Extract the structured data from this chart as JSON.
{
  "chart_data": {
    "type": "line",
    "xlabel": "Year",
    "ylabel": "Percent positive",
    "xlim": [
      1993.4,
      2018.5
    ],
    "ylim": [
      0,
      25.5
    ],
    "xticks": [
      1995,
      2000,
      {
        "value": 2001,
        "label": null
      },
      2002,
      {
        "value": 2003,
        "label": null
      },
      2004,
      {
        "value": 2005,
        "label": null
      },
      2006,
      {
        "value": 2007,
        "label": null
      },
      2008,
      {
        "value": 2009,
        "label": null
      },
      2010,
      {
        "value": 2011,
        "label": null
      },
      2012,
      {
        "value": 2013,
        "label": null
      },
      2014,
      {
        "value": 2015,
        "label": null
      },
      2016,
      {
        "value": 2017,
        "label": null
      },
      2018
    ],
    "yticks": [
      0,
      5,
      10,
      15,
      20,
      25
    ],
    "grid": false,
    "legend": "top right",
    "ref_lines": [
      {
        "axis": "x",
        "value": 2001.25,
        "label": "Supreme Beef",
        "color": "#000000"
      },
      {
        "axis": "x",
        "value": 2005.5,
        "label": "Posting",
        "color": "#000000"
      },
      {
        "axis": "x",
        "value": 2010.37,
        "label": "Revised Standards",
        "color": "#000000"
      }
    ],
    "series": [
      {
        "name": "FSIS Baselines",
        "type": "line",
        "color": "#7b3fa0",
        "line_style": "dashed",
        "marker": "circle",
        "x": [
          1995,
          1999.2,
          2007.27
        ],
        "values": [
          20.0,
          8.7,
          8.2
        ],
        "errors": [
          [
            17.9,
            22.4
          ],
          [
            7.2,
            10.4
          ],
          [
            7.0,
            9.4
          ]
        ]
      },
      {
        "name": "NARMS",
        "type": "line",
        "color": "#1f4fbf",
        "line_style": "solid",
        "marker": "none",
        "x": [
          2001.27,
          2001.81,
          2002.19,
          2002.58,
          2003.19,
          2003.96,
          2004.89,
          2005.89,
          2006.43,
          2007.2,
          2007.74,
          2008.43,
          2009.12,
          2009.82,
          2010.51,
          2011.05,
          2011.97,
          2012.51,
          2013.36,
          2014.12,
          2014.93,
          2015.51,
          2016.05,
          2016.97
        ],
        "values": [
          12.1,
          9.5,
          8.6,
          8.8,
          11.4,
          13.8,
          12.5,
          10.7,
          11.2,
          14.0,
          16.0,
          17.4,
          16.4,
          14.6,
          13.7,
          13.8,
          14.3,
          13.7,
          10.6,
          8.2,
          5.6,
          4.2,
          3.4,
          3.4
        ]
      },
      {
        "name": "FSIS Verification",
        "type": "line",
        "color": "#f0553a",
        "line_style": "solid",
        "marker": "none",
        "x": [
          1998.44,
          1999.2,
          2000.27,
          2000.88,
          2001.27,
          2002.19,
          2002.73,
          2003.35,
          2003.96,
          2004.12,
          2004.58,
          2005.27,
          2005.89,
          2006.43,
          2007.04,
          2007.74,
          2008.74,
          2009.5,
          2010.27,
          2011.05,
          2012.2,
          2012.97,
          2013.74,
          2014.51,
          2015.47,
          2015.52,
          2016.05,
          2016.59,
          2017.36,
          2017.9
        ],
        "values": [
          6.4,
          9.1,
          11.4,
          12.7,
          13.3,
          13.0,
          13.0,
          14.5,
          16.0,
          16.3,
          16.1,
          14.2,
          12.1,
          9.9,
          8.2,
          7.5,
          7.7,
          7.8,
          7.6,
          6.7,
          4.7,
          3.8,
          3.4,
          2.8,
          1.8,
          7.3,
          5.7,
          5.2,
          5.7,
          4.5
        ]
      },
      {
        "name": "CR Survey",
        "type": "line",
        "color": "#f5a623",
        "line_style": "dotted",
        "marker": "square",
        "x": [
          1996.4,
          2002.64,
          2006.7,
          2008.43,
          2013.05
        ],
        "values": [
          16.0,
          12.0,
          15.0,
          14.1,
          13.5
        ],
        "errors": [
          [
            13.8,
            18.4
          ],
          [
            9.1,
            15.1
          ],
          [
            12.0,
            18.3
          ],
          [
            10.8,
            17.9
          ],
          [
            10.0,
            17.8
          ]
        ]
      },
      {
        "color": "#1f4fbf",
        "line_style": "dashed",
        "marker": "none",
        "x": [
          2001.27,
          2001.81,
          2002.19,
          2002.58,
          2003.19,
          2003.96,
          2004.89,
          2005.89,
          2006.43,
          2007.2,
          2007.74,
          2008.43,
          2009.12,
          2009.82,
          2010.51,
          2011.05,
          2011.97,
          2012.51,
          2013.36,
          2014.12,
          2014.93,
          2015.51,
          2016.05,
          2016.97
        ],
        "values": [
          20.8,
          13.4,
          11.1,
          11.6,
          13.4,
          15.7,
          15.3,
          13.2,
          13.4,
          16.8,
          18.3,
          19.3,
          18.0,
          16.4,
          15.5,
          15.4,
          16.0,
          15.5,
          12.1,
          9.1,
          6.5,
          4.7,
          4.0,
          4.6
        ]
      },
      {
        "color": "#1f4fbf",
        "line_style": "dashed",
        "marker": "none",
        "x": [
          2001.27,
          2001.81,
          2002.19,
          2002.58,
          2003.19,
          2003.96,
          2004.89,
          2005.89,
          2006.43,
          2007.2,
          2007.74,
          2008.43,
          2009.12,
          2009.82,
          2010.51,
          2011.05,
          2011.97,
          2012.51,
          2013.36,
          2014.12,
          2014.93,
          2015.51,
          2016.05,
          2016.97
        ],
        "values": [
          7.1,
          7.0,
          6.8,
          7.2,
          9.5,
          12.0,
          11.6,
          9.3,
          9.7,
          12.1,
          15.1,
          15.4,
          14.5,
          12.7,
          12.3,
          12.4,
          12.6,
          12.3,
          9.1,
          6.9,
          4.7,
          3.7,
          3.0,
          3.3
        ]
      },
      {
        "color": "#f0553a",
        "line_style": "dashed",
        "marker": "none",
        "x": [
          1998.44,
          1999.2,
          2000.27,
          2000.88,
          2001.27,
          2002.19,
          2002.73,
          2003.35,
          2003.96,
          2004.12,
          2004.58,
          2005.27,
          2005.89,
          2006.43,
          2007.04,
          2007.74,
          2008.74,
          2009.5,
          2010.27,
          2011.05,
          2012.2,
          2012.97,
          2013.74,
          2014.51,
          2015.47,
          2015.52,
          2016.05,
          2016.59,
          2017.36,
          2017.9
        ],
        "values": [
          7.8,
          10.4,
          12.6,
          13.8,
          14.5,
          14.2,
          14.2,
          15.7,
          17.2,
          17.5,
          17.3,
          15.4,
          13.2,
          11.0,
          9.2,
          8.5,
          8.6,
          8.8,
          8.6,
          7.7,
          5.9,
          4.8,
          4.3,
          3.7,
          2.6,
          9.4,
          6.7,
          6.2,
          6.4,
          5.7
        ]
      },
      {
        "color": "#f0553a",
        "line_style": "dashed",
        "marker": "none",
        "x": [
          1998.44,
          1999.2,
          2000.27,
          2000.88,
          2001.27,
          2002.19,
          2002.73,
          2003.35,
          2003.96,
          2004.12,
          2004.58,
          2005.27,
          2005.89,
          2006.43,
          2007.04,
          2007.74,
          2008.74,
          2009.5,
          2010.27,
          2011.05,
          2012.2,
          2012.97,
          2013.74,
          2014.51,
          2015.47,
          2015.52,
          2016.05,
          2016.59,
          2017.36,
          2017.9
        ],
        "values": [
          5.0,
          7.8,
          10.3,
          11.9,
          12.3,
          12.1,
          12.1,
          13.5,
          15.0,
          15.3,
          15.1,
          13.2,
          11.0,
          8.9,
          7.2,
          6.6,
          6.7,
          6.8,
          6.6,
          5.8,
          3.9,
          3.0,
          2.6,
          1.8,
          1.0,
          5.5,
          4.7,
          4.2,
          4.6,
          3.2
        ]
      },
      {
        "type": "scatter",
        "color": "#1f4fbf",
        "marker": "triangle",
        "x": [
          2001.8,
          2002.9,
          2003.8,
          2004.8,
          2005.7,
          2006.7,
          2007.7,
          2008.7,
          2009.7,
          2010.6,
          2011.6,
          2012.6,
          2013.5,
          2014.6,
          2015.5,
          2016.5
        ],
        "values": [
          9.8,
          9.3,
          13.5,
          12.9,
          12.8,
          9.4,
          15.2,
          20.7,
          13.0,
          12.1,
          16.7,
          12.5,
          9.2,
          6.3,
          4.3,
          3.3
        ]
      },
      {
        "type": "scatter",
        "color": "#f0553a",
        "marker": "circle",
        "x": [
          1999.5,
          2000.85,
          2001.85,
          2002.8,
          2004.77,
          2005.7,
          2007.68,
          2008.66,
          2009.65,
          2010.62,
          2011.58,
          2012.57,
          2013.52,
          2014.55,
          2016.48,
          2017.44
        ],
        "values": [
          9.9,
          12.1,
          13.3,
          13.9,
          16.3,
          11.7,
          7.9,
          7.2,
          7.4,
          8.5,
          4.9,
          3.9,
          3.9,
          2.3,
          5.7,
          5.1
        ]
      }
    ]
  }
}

++++++

EXERCISE DETAILS. Pull out all lines containing "name".

WRITTEN SOLUTION.
        "name": "FSIS Baselines",
        "name": "NARMS",
        "name": "FSIS Verification",
        "name": "CR Survey",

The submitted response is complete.